Transcribe the material in full. Nothing should differ except that the pictures are left out.

(Items from a data source)
>>>>

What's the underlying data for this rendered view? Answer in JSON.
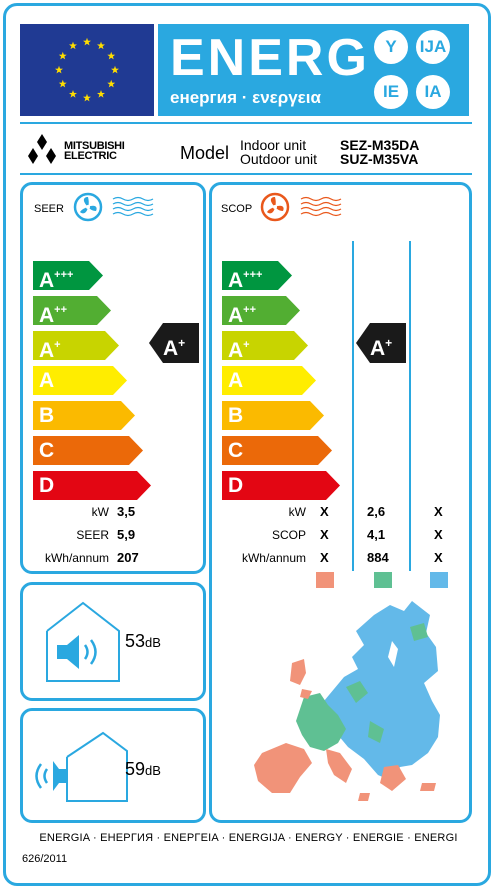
{
  "header": {
    "energ": "ENERG",
    "subtitle": "енергия · ενεργεια",
    "languages": [
      "Y",
      "IJA",
      "IE",
      "IA"
    ]
  },
  "supplier": {
    "brand_line1": "MITSUBISHI",
    "brand_line2": "ELECTRIC"
  },
  "model": {
    "label": "Model",
    "indoor_label": "Indoor unit",
    "outdoor_label": "Outdoor unit",
    "indoor_value": "SEZ-M35DA",
    "outdoor_value": "SUZ-M35VA"
  },
  "classes": [
    "A",
    "A",
    "A",
    "A",
    "B",
    "C",
    "D"
  ],
  "class_plus": [
    "+++",
    "++",
    "+",
    "",
    "",
    "",
    ""
  ],
  "class_colors": [
    "#009640",
    "#52ae32",
    "#c8d400",
    "#ffed00",
    "#fbba00",
    "#eb6909",
    "#e30613"
  ],
  "seer": {
    "title": "SEER",
    "rating": "A",
    "rating_plus": "+",
    "rows": [
      {
        "label": "kW",
        "value": "3,5"
      },
      {
        "label": "SEER",
        "value": "5,9"
      },
      {
        "label": "kWh/annum",
        "value": "207"
      }
    ]
  },
  "scop": {
    "title": "SCOP",
    "rating": "A",
    "rating_plus": "+",
    "row_labels": [
      "kW",
      "SCOP",
      "kWh/annum"
    ],
    "columns": [
      {
        "values": [
          "X",
          "X",
          "X"
        ],
        "color": "#f19379"
      },
      {
        "values": [
          "2,6",
          "4,1",
          "884"
        ],
        "color": "#5fc093"
      },
      {
        "values": [
          "X",
          "X",
          "X"
        ],
        "color": "#63b9e9"
      }
    ]
  },
  "noise_indoor": {
    "value": "53",
    "unit": "dB"
  },
  "noise_outdoor": {
    "value": "59",
    "unit": "dB"
  },
  "footer": {
    "languages": "ENERGIA · ЕНЕРГИЯ · ΕΝΕΡΓΕΙΑ · ENERGIJA · ENERGY · ENERGIE · ENERGI",
    "regulation": "626/2011"
  },
  "colors": {
    "border": "#2aa8e0",
    "eu_blue": "#203a93",
    "eu_star": "#ffdd00",
    "rating_black": "#1a1a1a"
  }
}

<<<<

(Reply)
What's the underlying data for this rendered view? Answer in JSON.
{
  "header": {
    "energ": "ENERG",
    "subtitle": "енергия · ενεργεια",
    "languages": [
      "Y",
      "IJA",
      "IE",
      "IA"
    ]
  },
  "supplier": {
    "brand_line1": "MITSUBISHI",
    "brand_line2": "ELECTRIC"
  },
  "model": {
    "label": "Model",
    "indoor_label": "Indoor unit",
    "outdoor_label": "Outdoor unit",
    "indoor_value": "SEZ-M35DA",
    "outdoor_value": "SUZ-M35VA"
  },
  "classes": [
    "A",
    "A",
    "A",
    "A",
    "B",
    "C",
    "D"
  ],
  "class_plus": [
    "+++",
    "++",
    "+",
    "",
    "",
    "",
    ""
  ],
  "class_colors": [
    "#009640",
    "#52ae32",
    "#c8d400",
    "#ffed00",
    "#fbba00",
    "#eb6909",
    "#e30613"
  ],
  "seer": {
    "title": "SEER",
    "rating": "A",
    "rating_plus": "+",
    "rows": [
      {
        "label": "kW",
        "value": "3,5"
      },
      {
        "label": "SEER",
        "value": "5,9"
      },
      {
        "label": "kWh/annum",
        "value": "207"
      }
    ]
  },
  "scop": {
    "title": "SCOP",
    "rating": "A",
    "rating_plus": "+",
    "row_labels": [
      "kW",
      "SCOP",
      "kWh/annum"
    ],
    "columns": [
      {
        "values": [
          "X",
          "X",
          "X"
        ],
        "color": "#f19379"
      },
      {
        "values": [
          "2,6",
          "4,1",
          "884"
        ],
        "color": "#5fc093"
      },
      {
        "values": [
          "X",
          "X",
          "X"
        ],
        "color": "#63b9e9"
      }
    ]
  },
  "noise_indoor": {
    "value": "53",
    "unit": "dB"
  },
  "noise_outdoor": {
    "value": "59",
    "unit": "dB"
  },
  "footer": {
    "languages": "ENERGIA · ЕНЕРГИЯ · ΕΝΕΡΓΕΙΑ · ENERGIJA · ENERGY · ENERGIE · ENERGI",
    "regulation": "626/2011"
  },
  "colors": {
    "border": "#2aa8e0",
    "eu_blue": "#203a93",
    "eu_star": "#ffdd00",
    "rating_black": "#1a1a1a"
  }
}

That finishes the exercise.